▸ Provided information
******
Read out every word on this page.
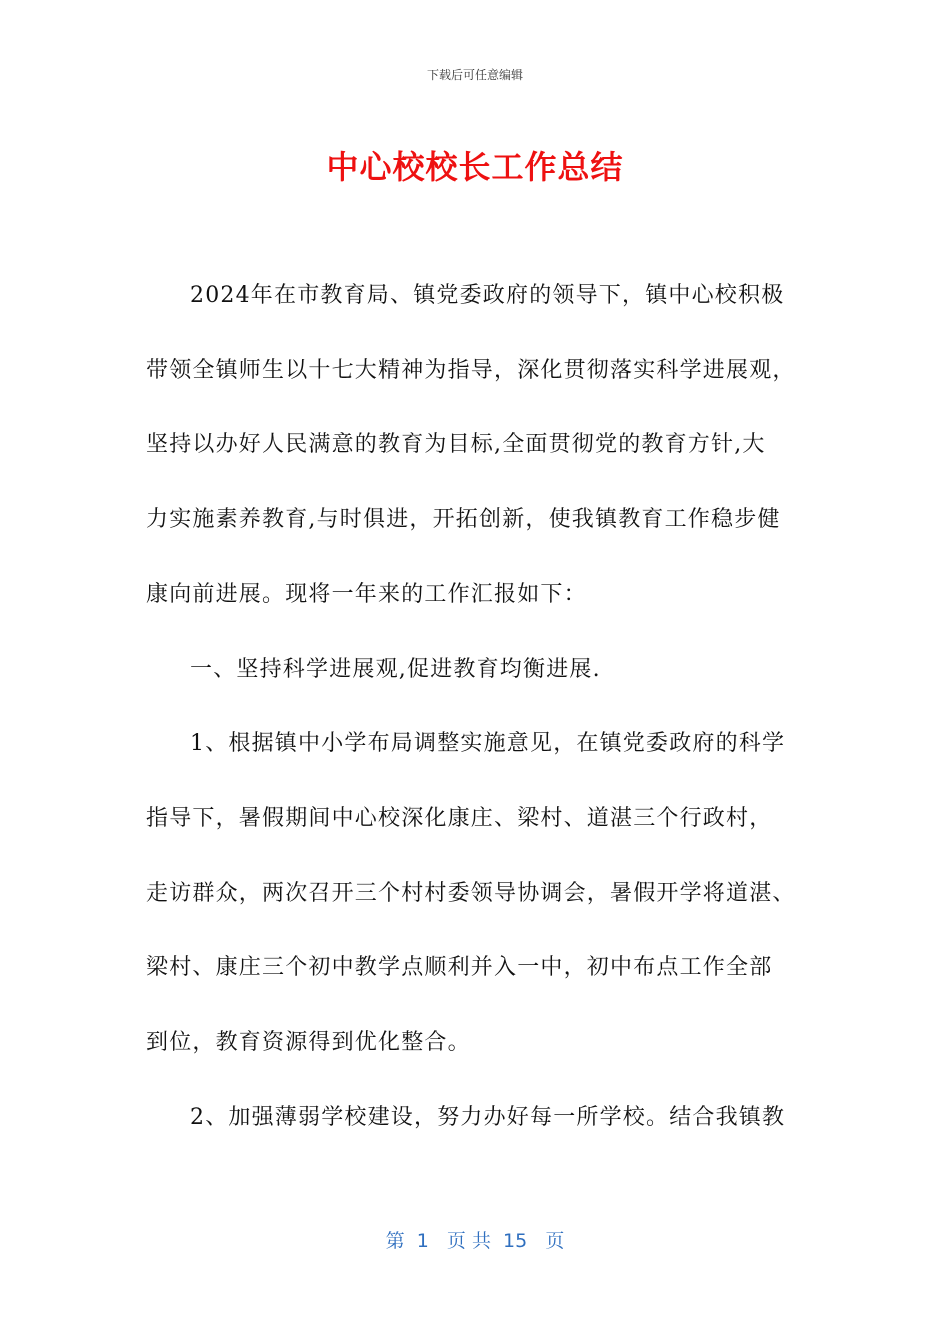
下载后可任意编辑
中心校校长工作总结
2024年在市教育局、镇党委政府的领导下，镇中心校积极
带领全镇师生以十七大精神为指导，深化贯彻落实科学进展观，
坚持以办好人民满意的教育为目标,全面贯彻党的教育方针,大
力实施素养教育,与时俱进，开拓创新，使我镇教育工作稳步健
康向前进展。现将一年来的工作汇报如下：
一、坚持科学进展观,促进教育均衡进展.
1、根据镇中小学布局调整实施意见，在镇党委政府的科学
指导下，暑假期间中心校深化康庄、梁村、道湛三个行政村，
走访群众，两次召开三个村村委领导协调会，暑假开学将道湛、
梁村、康庄三个初中教学点顺利并入一中，初中布点工作全部
到位，教育资源得到优化整合。
2、加强薄弱学校建设，努力办好每一所学校。结合我镇教
第  1   页 共  15   页
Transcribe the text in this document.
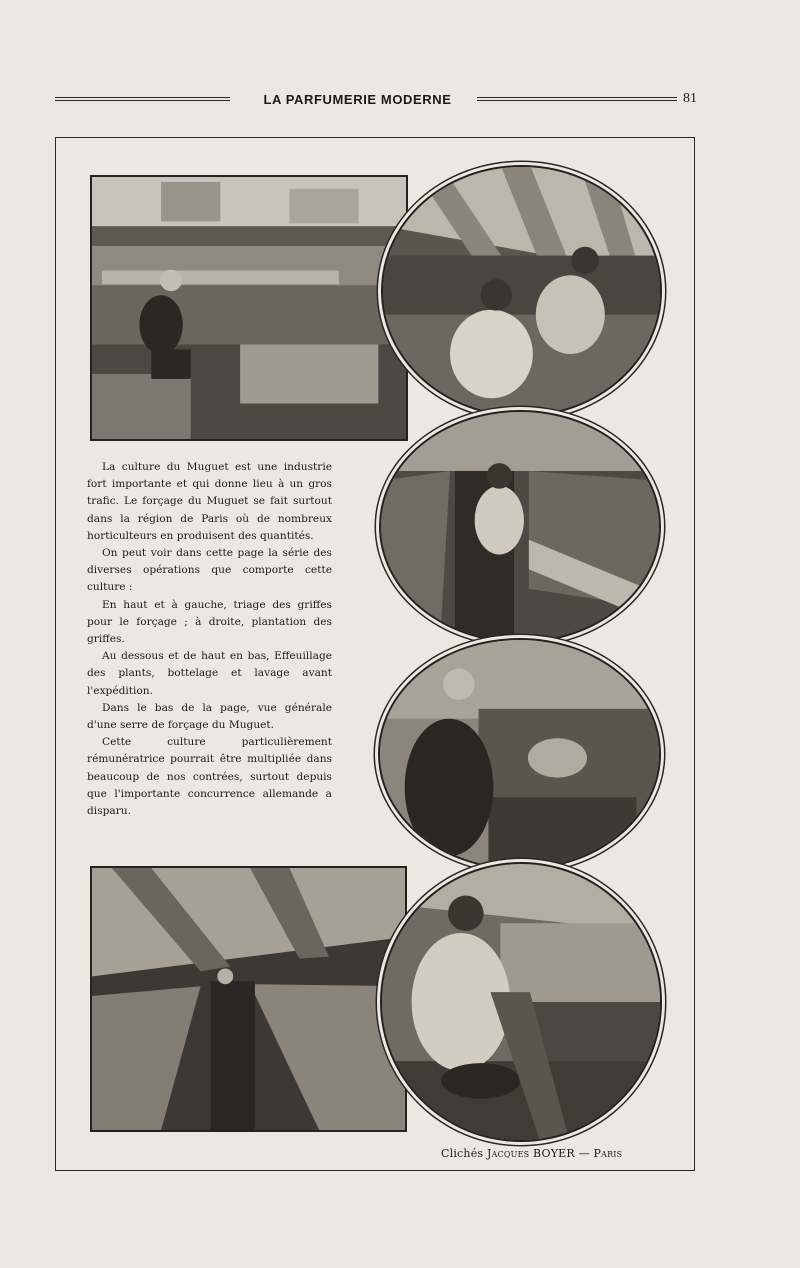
LA PARFUMERIE MODERNE	81

La culture du Muguet est une industrie fort importante et qui donne lieu à un gros trafic. Le forçage du Muguet se fait surtout dans la région de Paris où de nombreux horticulteurs en produisent des quantités.

On peut voir dans cette page la série des diverses opérations que comporte cette culture :

En haut et à gauche, triage des griffes pour le forçage ; à droite, plantation des griffes.

Au dessous et de haut en bas, Effeuillage des plants, bottelage et lavage avant l'expédition.

Dans le bas de la page, vue générale d'une serre de forçage du Muguet.

Cette culture particulièrement rémunératrice pourrait être multipliée dans beaucoup de nos contrées, surtout depuis que l'importante concurrence allemande a disparu.

Clichés Jacques BOYER — Paris
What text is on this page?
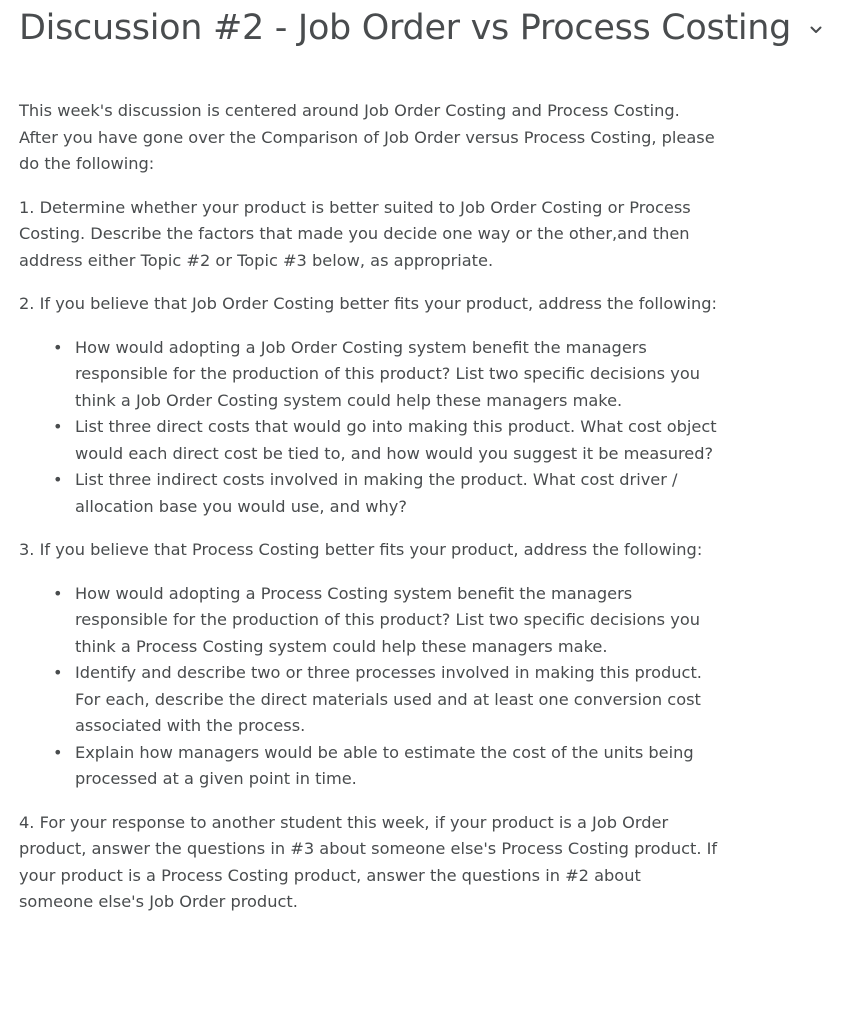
Discussion #2 - Job Order vs Process Costing

This week's discussion is centered around Job Order Costing and Process Costing. After you have gone over the Comparison of Job Order versus Process Costing, please do the following:

1. Determine whether your product is better suited to Job Order Costing or Process Costing. Describe the factors that made you decide one way or the other,and then address either Topic #2 or Topic #3 below, as appropriate.

2. If you believe that Job Order Costing better fits your product, address the following:

• How would adopting a Job Order Costing system benefit the managers responsible for the production of this product? List two specific decisions you think a Job Order Costing system could help these managers make.
• List three direct costs that would go into making this product. What cost object would each direct cost be tied to, and how would you suggest it be measured?
• List three indirect costs involved in making the product. What cost driver / allocation base you would use, and why?

3. If you believe that Process Costing better fits your product, address the following:

• How would adopting a Process Costing system benefit the managers responsible for the production of this product? List two specific decisions you think a Process Costing system could help these managers make.
• Identify and describe two or three processes involved in making this product. For each, describe the direct materials used and at least one conversion cost associated with the process.
• Explain how managers would be able to estimate the cost of the units being processed at a given point in time.

4. For your response to another student this week, if your product is a Job Order product, answer the questions in #3 about someone else's Process Costing product. If your product is a Process Costing product, answer the questions in #2 about someone else's Job Order product.
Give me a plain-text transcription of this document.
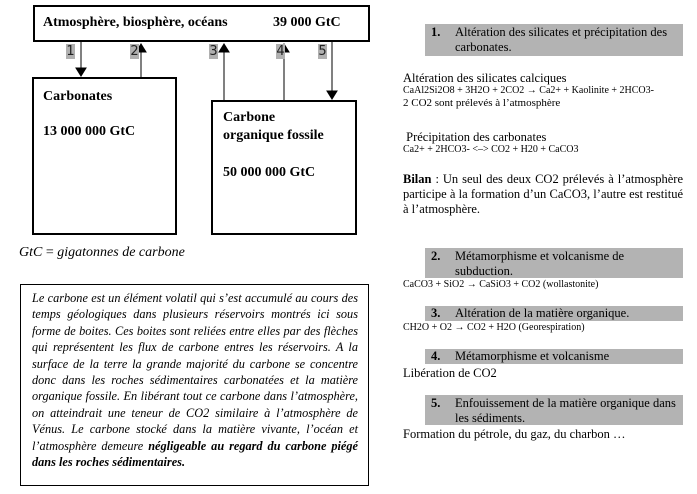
Atmosphère, biosphère, océans	39 000 GtC
Carbonates
13 000 000 GtC
Carbone
organique fossile
50 000 000 GtC
1	2	3	4	5
GtC = gigatonnes de carbone

Le carbone est un élément volatil qui s’est accumulé au cours des temps géologiques dans plusieurs réservoirs montrés ici sous forme de boites. Ces boites sont reliées entre elles par des flèches qui représentent les flux de carbone entres les réservoirs. A la surface de la terre la grande majorité du carbone se concentre donc dans les roches sédimentaires carbonatées et la matière organique fossile. En libérant tout ce carbone dans l’atmosphère, on atteindrait une teneur de CO2 similaire à l’atmosphère de Vénus. Le carbone stocké dans la matière vivante, l’océan et l’atmosphère demeure négligeable au regard du carbone piégé dans les roches sédimentaires.

1. Altération des silicates et précipitation des carbonates.
Altération des silicates calciques
CaAl2Si2O8 + 3H2O + 2CO2 → Ca2+ + Kaolinite + 2HCO3-
2 CO2 sont prélevés à l’atmosphère
Précipitation des carbonates
Ca2+ + 2HCO3- <–> CO2 + H20 + CaCO3
Bilan : Un seul des deux CO2 prélevés à l’atmosphère participe à la formation d’un CaCO3, l’autre est restitué à l’atmosphère.
2. Métamorphisme et volcanisme de subduction.
CaCO3 + SiO2 → CaSiO3 + CO2 (wollastonite)
3. Altération de la matière organique.
CH2O + O2 → CO2 + H2O (Georespiration)
4. Métamorphisme et volcanisme
Libération de CO2
5. Enfouissement de la matière organique dans les sédiments.
Formation du pétrole, du gaz, du charbon …
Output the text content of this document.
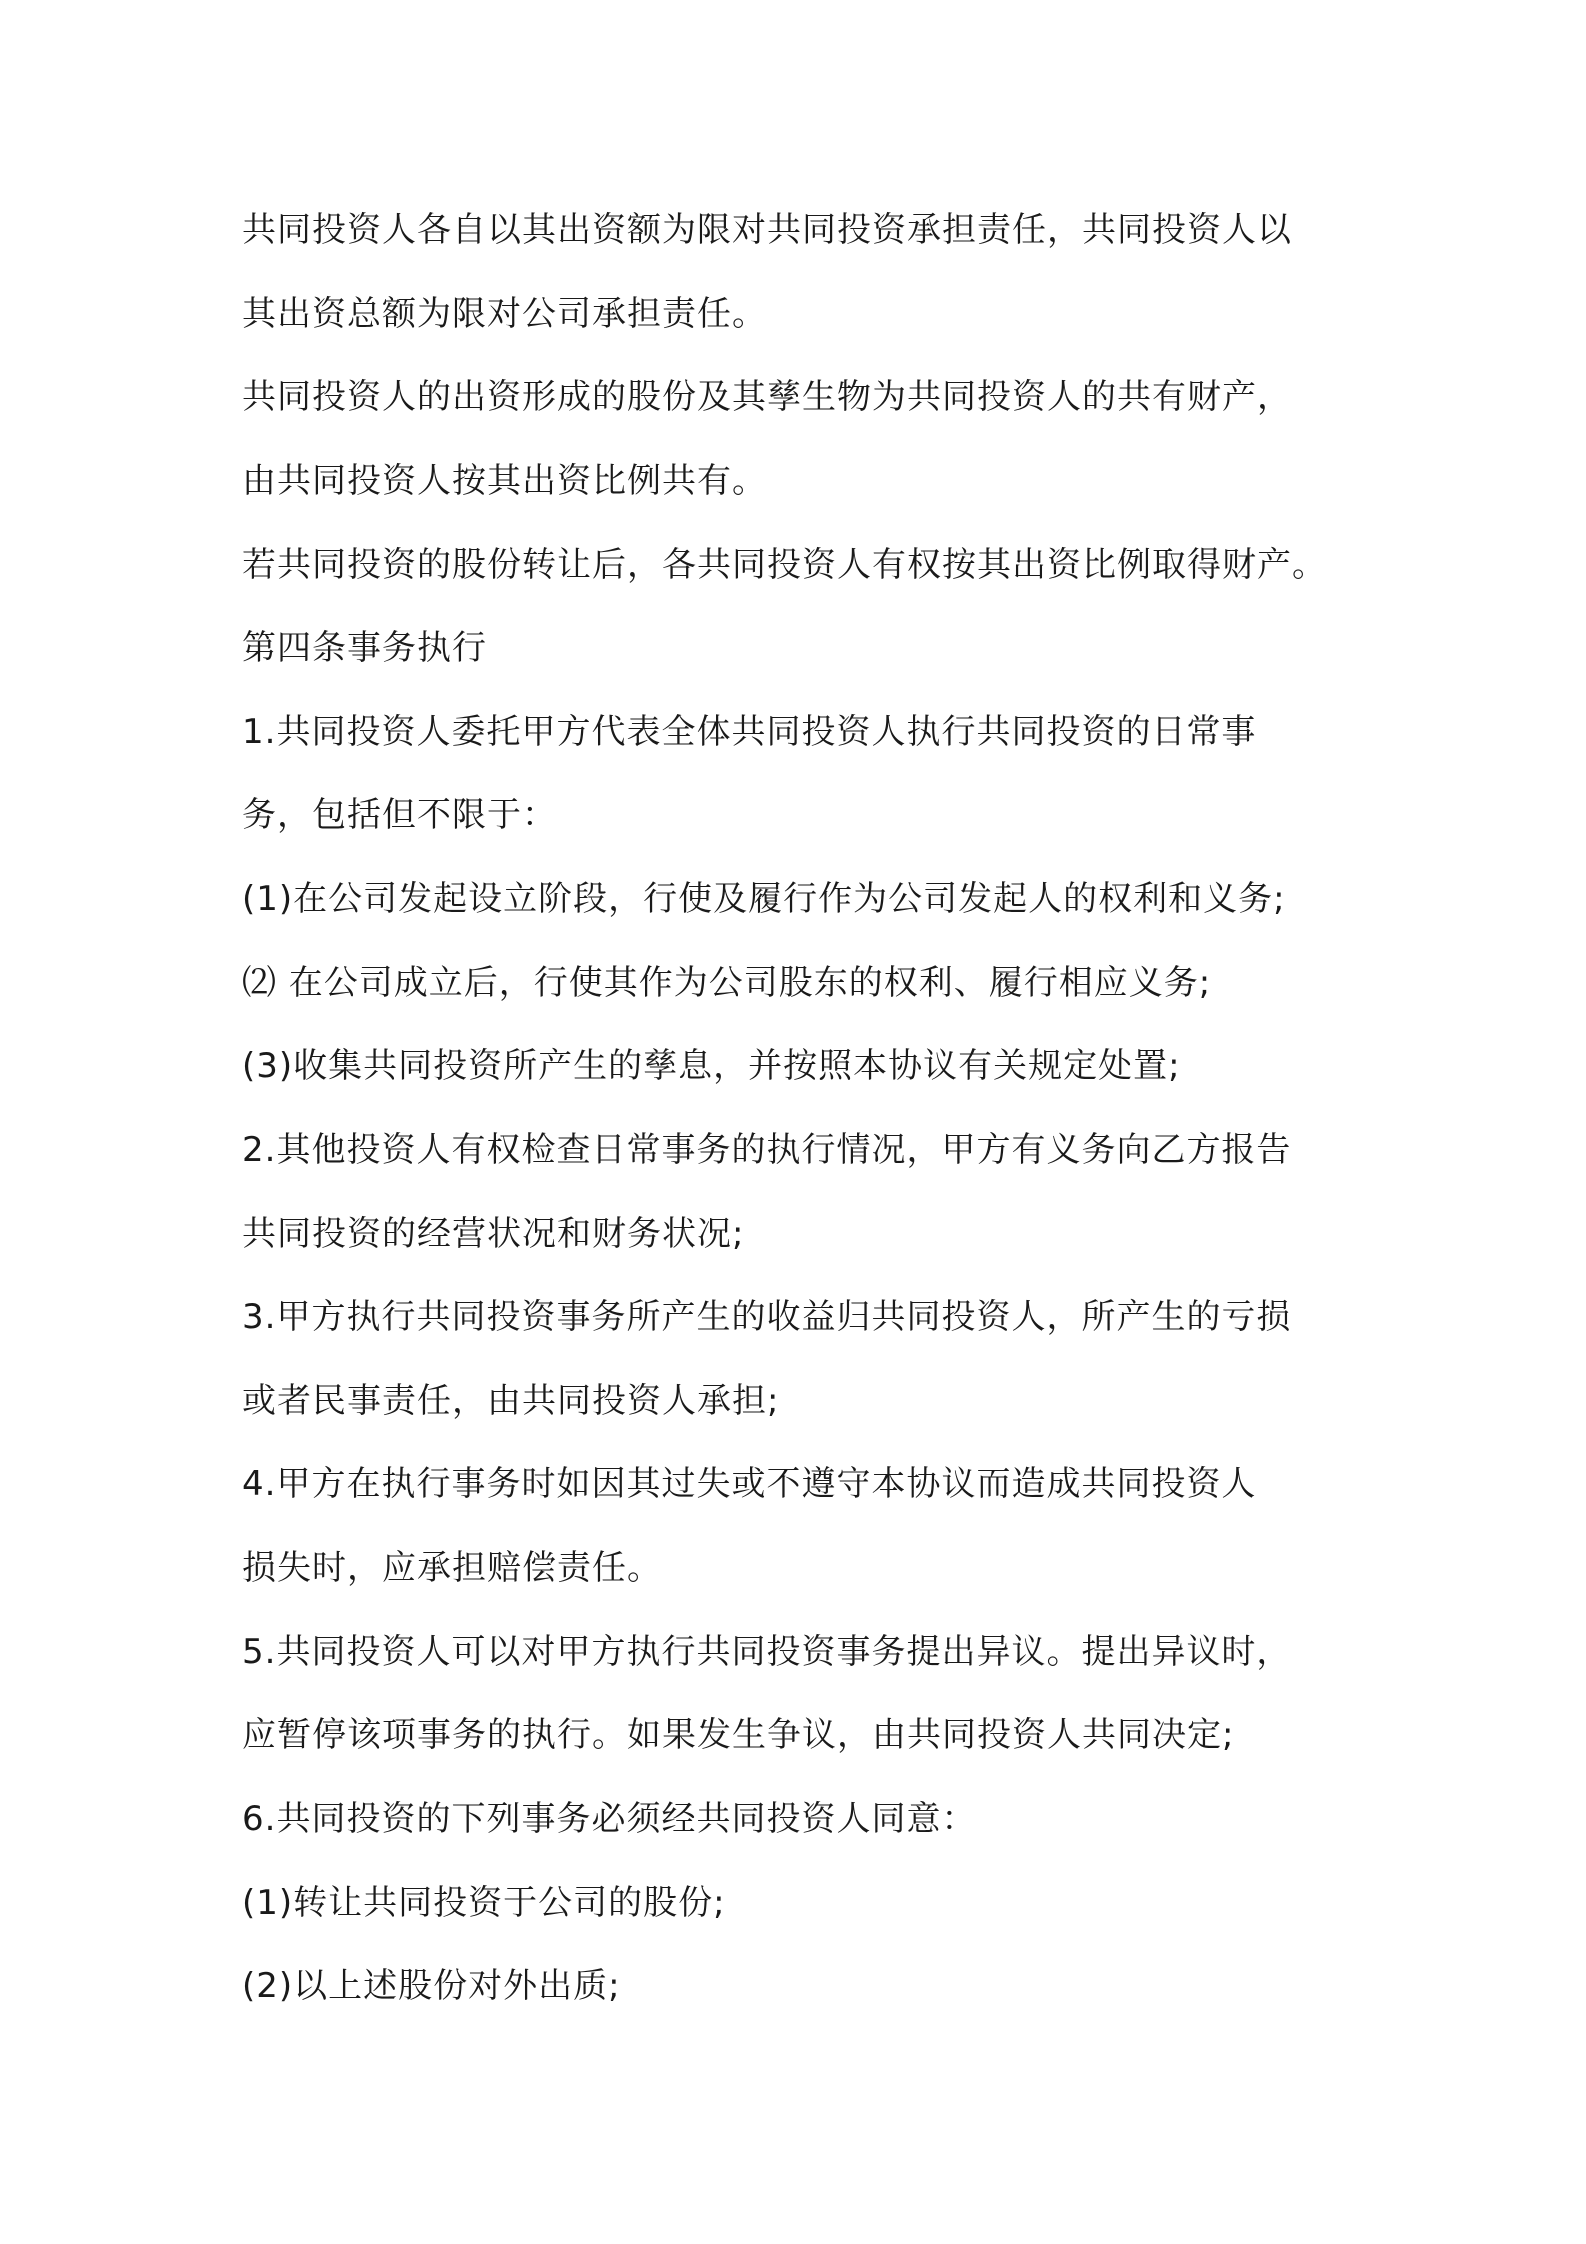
共同投资人各自以其出资额为限对共同投资承担责任，共同投资人以
其出资总额为限对公司承担责任。
共同投资人的出资形成的股份及其孳生物为共同投资人的共有财产，
由共同投资人按其出资比例共有。
若共同投资的股份转让后，各共同投资人有权按其出资比例取得财产。
第四条事务执行
1.共同投资人委托甲方代表全体共同投资人执行共同投资的日常事
务，包括但不限于：
(1)在公司发起设立阶段，行使及履行作为公司发起人的权利和义务;
⑵ 在公司成立后，行使其作为公司股东的权利、履行相应义务;
(3)收集共同投资所产生的孳息，并按照本协议有关规定处置;
2.其他投资人有权检查日常事务的执行情况，甲方有义务向乙方报告
共同投资的经营状况和财务状况;
3.甲方执行共同投资事务所产生的收益归共同投资人，所产生的亏损
或者民事责任，由共同投资人承担;
4.甲方在执行事务时如因其过失或不遵守本协议而造成共同投资人
损失时，应承担赔偿责任。
5.共同投资人可以对甲方执行共同投资事务提出异议。提出异议时，
应暂停该项事务的执行。如果发生争议，由共同投资人共同决定;
6.共同投资的下列事务必须经共同投资人同意：
(1)转让共同投资于公司的股份;
(2)以上述股份对外出质;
******
▸ What to work on
Find the word "make" and list each line it appears in.

▸ Exercise response
• How would adopting a Job Order Costing system benefit the managers responsible for the production of this product? List two specific decisions you think a Job Order Costing system could help these managers make.
• How would adopting a Process Costing system benefit the managers responsible for the production of this product? List two specific decisions you think a Process Costing system could help these managers make.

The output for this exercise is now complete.